- [WHAT IS BEING ASKED]:
Transcribe all of the material exactly, except for its pictures.

Stored dataset items
▬▬▬
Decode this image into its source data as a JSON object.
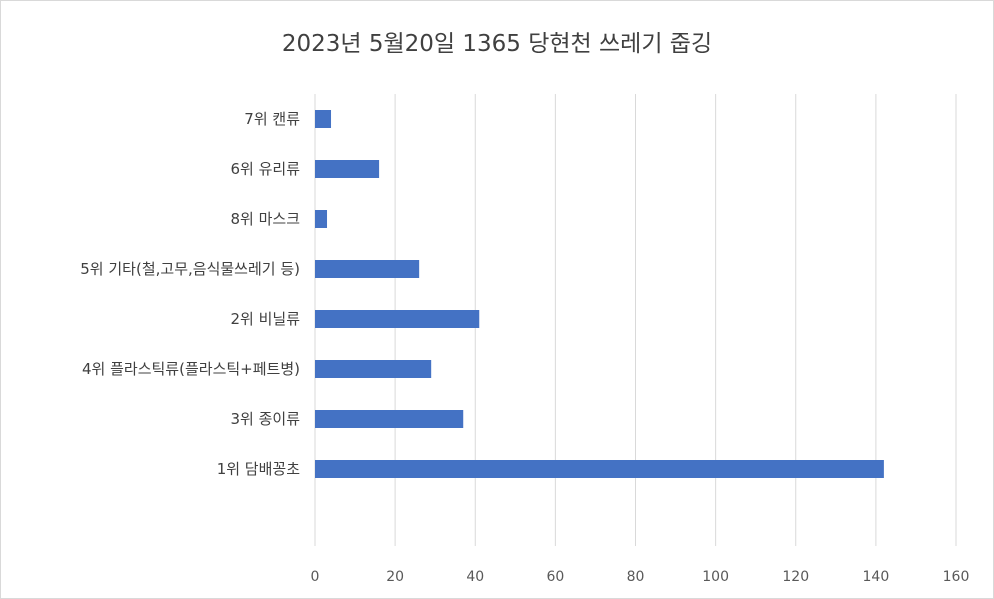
{
  "chart_data": {
    "type": "bar",
    "orientation": "horizontal",
    "title": "2023년 5월20일 1365 당현천 쓰레기 줍깅",
    "categories": [
      "7위 캔류",
      "6위 유리류",
      "8위 마스크",
      "5위 기타(철,고무,음식물쓰레기 등)",
      "2위 비닐류",
      "4위 플라스틱류(플라스틱+페트병)",
      "3위 종이류",
      "1위 담배꽁초"
    ],
    "values": [
      4,
      16,
      3,
      26,
      41,
      29,
      37,
      142
    ],
    "xlim": [
      0,
      160
    ],
    "xticks": [
      0,
      20,
      40,
      60,
      80,
      100,
      120,
      140,
      160
    ],
    "grid": true,
    "legend": "none",
    "bar_color": "#4472c4",
    "grid_color": "#d9d9d9"
  }
}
▬▬▬
- [WRITTEN SOLUTION]:
Decode this image into its source data as a JSON object.
{
  "chart_data": {
    "type": "bar",
    "orientation": "horizontal",
    "title": "2023년 5월20일 1365 당현천 쓰레기 줍깅",
    "categories": [
      "7위 캔류",
      "6위 유리류",
      "8위 마스크",
      "5위 기타(철,고무,음식물쓰레기 등)",
      "2위 비닐류",
      "4위 플라스틱류(플라스틱+페트병)",
      "3위 종이류",
      "1위 담배꽁초"
    ],
    "values": [
      4,
      16,
      3,
      26,
      41,
      29,
      37,
      142
    ],
    "xlim": [
      0,
      160
    ],
    "xticks": [
      0,
      20,
      40,
      60,
      80,
      100,
      120,
      140,
      160
    ],
    "grid": true,
    "legend": "none",
    "bar_color": "#4472c4",
    "grid_color": "#d9d9d9"
  }
}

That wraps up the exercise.